One would have thought (perhaps hoped is the better word) that Jerome Lawrence and Robert Edwin Lee’s 1955 play Inherit the Wind, about the 1925 Scopes “monkey” trial, would have lost some of its relevance by now. Like Arthur Miller’s The Crucible, it was written in response to the close-mindedness and prosecution of freedom of thought that swept through the nation during the McCarthy era of the mid twentieth century.
But last year, in a small community in Minnesota, a production of the play was cancelled after a religious group protested its content and the director and most of the cast withdrew under pressure from faculty at Martin Luther King College where most of them were attendees.
And it was only a couple of weeks ago that Bill Nye ‘the science guy’ battled Kentucky Creation Museum president Ken Ham before a nationwide audience over the factuality of evolutionary theory. Ham’s creationist views aren’t just those of an out-of-touch pocket of the American populace. Forty to fifty percent of Americans believe in the Genesis creation story, according to polls, meaning the anti-intellectual, anti-science tradition in the U.S.—from whom the cynical anti-climate control business interests draw their gullible minions—is alive and well and threatening the well-being of the planet.
Which is one reason why even a mediocre production of this play—in which rationality and intellectual common sense triumphs over ignorance and superstition—can be so satisfying to watch. Based on an historical event, which pitted legal titan Charles Darrow against the celebrated populist hero William Jennings Bryan, it takes place in the courtroom of a small town in the South where a gentlemanly young schoolteacher, Bert Cates (Robbie Winston) is on trial for teaching evolutionary theory. A reporter from the big city, E.K. Hornbeck (J. Richey Nash), is on hand to report on the clash between rumpled defense attorney Henry Drummond (Mark Belnick) and the Bible-thumping prosecutor, Matthew Harrison Brady (Robert Craighead). The emotional price for this conflict is crystallized in the character of Cates’ lady friend, Rachel (Laurel Reese), torn between her love for Bert and her loyalty to her father, the town’s theocratically inflexible Reverend Brown (Alan Brooks). Besides Rachel, there are many other townsfolk shy of challenging authority, people whose unquestioned veneration for the Bible and for Brady as its trumpeter serve as provender for the prosecution.

▶ _EXERCISE SET_
1 - According to the review of Inherit the Wind, why can even a mediocre production of the play be satisfying to watch? Answer in one to three sentences.
2 - Continue the review of Inherit the Wind from its final sentence.
The entries that follow have no connection to the review of Inherit the Wind.

Entries from a data source:
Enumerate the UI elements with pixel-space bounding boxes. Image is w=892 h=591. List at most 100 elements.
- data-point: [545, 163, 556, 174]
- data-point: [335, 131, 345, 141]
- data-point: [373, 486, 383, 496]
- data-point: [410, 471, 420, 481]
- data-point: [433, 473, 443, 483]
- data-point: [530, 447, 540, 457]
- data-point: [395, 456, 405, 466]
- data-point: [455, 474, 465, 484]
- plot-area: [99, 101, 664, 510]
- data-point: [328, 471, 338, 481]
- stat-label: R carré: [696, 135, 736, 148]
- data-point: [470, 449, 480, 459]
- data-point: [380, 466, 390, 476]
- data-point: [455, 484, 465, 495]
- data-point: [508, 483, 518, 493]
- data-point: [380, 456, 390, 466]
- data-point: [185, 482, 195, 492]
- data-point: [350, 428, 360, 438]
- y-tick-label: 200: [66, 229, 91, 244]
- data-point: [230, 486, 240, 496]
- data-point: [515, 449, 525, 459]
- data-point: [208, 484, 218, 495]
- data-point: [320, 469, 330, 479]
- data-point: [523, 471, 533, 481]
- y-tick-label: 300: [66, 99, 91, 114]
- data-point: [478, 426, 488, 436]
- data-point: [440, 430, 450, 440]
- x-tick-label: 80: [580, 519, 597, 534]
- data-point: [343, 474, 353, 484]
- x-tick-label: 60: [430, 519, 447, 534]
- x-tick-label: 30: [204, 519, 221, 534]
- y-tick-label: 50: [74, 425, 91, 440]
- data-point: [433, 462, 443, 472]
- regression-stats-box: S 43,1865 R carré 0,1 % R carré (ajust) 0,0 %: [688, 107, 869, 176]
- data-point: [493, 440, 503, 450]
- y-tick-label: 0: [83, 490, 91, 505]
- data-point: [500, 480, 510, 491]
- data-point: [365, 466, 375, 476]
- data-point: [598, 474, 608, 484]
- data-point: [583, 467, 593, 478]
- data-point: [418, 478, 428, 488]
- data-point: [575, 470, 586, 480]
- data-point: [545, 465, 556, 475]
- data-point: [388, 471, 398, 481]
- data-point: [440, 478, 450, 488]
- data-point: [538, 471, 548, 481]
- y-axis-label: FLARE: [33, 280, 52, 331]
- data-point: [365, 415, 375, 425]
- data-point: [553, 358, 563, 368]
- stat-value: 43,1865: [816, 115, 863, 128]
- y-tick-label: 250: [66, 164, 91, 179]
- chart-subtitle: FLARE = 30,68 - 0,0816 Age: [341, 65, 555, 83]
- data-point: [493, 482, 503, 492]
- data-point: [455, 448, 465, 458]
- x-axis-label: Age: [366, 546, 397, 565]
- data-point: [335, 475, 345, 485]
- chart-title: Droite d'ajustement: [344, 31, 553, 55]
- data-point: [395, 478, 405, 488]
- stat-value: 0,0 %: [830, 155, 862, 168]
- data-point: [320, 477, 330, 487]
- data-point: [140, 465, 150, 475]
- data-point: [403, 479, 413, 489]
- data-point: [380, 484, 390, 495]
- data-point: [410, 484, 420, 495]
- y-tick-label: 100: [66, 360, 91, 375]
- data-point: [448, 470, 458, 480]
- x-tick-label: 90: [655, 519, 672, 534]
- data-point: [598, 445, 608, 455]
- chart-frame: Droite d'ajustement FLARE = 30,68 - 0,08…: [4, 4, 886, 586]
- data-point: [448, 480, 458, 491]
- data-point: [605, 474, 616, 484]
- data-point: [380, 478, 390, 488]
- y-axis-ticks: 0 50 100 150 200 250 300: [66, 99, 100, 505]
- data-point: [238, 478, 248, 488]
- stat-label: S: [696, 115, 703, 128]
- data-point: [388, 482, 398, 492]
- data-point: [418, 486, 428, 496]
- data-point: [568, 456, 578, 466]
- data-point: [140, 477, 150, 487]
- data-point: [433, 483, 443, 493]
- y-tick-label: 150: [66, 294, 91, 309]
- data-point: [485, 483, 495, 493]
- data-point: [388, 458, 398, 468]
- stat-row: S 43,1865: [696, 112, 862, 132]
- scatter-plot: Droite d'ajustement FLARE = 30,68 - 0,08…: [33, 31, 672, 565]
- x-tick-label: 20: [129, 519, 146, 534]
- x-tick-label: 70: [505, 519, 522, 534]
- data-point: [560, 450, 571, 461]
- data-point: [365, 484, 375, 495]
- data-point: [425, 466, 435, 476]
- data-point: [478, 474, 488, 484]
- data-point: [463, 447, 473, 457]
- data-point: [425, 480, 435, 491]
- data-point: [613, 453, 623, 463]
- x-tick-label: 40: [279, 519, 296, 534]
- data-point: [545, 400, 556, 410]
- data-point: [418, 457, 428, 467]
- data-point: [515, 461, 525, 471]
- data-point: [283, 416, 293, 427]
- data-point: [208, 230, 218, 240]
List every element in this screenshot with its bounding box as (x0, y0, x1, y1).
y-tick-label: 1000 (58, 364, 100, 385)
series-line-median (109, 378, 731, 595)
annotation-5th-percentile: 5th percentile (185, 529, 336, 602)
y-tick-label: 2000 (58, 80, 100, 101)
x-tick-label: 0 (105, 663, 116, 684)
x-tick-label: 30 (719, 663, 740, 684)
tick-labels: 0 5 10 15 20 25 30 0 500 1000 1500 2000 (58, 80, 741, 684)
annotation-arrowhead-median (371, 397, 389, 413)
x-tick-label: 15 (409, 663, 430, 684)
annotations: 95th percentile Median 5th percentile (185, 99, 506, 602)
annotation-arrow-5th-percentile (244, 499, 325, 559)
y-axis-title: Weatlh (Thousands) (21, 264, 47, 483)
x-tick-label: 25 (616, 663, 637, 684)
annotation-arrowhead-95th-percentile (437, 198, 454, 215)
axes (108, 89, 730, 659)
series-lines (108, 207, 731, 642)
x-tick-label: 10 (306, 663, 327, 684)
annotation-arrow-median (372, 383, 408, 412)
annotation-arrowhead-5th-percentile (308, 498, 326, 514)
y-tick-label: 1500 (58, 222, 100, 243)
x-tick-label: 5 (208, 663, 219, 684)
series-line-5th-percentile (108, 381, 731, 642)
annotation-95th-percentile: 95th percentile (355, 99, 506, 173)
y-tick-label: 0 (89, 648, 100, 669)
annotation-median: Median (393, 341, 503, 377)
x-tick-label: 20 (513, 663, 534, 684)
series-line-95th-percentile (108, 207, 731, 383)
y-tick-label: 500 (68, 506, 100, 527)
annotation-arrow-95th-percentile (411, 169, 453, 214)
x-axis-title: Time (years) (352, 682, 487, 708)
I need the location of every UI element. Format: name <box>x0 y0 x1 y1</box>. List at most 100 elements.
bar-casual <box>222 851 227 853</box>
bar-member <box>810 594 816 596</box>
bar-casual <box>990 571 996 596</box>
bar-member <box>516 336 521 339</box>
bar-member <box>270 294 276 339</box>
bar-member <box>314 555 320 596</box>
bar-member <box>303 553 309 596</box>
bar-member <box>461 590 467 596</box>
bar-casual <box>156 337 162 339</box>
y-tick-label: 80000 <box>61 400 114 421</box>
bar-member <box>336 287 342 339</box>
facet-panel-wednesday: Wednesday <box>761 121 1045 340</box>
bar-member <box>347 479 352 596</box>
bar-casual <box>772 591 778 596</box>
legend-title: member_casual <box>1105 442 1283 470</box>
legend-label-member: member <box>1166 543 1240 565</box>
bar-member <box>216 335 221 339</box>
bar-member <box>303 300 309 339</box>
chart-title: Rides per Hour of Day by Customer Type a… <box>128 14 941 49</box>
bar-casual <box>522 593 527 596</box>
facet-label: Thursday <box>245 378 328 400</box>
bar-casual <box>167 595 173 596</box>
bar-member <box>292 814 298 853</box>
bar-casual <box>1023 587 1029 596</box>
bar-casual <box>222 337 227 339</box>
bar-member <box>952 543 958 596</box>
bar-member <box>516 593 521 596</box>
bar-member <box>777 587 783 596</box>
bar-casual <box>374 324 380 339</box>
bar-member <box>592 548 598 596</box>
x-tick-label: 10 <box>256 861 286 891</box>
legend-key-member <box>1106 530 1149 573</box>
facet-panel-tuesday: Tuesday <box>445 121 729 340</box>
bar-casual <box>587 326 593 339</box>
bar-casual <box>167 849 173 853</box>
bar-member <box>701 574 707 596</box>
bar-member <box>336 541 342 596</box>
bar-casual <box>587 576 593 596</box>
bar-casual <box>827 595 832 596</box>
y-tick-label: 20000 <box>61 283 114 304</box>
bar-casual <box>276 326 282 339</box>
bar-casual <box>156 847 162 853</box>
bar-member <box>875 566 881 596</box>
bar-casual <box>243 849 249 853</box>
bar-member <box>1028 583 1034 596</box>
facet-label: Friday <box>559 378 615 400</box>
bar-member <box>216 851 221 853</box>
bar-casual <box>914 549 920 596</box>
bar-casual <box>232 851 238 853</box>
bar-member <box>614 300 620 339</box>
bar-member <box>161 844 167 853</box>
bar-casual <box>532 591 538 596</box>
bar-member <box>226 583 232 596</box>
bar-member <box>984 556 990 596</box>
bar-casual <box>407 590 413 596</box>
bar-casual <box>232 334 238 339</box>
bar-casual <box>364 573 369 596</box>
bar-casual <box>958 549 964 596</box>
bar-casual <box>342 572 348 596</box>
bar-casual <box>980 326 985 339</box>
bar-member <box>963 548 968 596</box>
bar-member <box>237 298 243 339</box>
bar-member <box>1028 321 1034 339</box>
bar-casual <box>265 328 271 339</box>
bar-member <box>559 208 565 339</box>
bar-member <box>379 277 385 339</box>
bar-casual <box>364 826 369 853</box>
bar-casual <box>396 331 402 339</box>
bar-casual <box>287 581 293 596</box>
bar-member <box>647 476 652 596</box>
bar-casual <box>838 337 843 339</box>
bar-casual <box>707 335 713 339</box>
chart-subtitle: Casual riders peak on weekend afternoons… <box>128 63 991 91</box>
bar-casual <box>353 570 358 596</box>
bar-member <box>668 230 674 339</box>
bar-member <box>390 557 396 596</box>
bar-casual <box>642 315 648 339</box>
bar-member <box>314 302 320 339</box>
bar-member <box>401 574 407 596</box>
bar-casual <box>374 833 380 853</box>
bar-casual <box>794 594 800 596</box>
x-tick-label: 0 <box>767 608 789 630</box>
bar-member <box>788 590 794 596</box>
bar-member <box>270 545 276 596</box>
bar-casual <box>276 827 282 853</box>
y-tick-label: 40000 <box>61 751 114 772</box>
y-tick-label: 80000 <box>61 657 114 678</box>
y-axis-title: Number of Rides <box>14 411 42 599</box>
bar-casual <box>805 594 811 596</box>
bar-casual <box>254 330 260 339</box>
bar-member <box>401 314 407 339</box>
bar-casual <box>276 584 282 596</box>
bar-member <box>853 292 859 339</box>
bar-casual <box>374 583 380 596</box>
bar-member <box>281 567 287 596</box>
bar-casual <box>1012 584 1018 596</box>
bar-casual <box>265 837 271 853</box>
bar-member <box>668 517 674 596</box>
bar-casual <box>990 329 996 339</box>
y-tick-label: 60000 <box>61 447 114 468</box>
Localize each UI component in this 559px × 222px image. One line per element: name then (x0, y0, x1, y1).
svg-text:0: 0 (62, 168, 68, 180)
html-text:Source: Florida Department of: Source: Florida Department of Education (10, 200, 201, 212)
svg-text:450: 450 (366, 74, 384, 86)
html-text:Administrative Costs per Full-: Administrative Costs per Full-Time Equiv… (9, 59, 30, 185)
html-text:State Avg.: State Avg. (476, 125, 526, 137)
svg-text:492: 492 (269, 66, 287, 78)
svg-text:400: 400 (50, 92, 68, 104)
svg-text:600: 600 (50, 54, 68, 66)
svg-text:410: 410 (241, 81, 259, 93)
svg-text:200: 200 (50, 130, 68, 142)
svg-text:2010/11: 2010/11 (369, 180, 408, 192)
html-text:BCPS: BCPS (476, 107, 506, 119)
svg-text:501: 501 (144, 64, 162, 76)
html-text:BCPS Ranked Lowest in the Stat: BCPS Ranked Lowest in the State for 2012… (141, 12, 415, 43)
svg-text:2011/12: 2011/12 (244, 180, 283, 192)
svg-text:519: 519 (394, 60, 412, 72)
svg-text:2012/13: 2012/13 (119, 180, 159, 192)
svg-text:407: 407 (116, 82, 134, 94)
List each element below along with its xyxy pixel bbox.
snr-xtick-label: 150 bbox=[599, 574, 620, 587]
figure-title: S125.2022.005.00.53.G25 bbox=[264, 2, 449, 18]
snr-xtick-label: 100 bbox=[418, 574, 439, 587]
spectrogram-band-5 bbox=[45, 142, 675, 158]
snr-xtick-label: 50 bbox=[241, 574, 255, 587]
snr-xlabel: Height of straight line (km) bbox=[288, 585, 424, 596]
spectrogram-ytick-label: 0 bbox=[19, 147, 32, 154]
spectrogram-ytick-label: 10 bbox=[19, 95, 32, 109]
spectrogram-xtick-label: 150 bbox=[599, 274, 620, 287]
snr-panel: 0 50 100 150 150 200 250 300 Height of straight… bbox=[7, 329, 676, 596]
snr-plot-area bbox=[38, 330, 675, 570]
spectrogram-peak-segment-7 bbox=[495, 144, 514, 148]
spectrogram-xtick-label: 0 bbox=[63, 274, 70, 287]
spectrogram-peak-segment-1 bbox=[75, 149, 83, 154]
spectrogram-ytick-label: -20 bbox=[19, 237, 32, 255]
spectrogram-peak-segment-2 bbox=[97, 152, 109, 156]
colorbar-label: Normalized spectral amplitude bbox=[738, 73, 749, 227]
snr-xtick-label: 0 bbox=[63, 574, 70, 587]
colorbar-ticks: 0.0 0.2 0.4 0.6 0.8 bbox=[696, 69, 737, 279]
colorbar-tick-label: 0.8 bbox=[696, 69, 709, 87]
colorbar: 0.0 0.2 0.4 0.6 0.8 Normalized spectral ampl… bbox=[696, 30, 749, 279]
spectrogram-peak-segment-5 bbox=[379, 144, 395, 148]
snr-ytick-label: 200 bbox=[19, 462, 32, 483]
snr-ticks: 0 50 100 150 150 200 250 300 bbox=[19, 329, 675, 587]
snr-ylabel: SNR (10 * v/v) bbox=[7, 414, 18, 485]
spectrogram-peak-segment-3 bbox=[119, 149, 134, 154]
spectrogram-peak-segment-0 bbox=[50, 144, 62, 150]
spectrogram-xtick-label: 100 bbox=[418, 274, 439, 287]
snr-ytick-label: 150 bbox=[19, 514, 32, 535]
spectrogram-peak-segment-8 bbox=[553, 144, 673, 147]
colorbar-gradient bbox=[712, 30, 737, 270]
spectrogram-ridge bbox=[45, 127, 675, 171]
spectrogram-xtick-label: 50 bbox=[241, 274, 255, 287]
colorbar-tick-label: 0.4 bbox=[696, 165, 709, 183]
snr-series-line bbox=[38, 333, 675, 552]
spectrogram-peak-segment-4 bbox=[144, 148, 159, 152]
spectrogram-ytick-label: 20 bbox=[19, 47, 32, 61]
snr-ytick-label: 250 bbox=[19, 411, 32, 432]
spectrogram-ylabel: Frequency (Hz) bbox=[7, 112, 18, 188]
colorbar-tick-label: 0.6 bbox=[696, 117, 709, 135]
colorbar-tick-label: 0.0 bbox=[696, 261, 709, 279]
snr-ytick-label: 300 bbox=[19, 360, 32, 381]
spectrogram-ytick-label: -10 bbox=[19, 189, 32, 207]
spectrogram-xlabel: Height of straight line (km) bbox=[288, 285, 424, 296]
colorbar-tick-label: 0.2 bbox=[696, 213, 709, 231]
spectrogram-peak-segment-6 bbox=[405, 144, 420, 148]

▶ _ANSWERS_
1 - The anti-intellectual, anti-science tradition in the U.S. is still alive and well, with forty to fifty percent of Americans believing in the Genesis creation story. The play shows rationality and intellectual common sense triumphing over ignorance and superstition, which makes even a mediocre production satisfying.

2 -
All this makes for highly propitious drama, even as it creates challenges for any director working with a large cast on a small proscenium, as is the case here. So while director Kiff Scholl maneuvers his actors with veteran skill, you can’t help but be aware of the venue’s tight space and limited lighting—a function of the equipment rather than a lapse on the part of lighting designer Michael Gend. As for the performances, the best work emanates from seasoned players in minor roles: Edmund Wyson as the obtuse mayor, Donald Agnelli as the myopic judge, Brooks as the reverend and David Reynolds as Cates’ friendly and unmindful jailer. As the gentle science teacher who’s risked his freedom for principle, Winston underplays to great effect.
But ultimately the power of the drama can be measured by the strength of the two leads, and here the production disappoints. With his expressive face and unassuming ambling gait, Belnick aptly reflects that blend of cynicism, intelligence and compassion so suited to the role of a sagacious barrister. But his cross-examination of Brady—the crucial highlight of the play—lacks passion, precision and fire. Likewise, Craighead looks and sounds like a doctrinaire gasbag and religious zealot, a worthy target for our contempt, but fails to capture the pathos underneath the surface. The playwriters’ tale reverberates despite these shortcomings, but you can’t help but wish it could do so with more subtlety and depth.
Inherit the Wind by Jerome Lawrence and Robert Edwin Lee
Grove Theatre Center.
1111-B West Olive Ave.
Fridays & Saturdays at 8:00 pm
Sundays at 3:00 pm.
Runs through Sunday, March 16, 2014
Review by Deborah Klugman.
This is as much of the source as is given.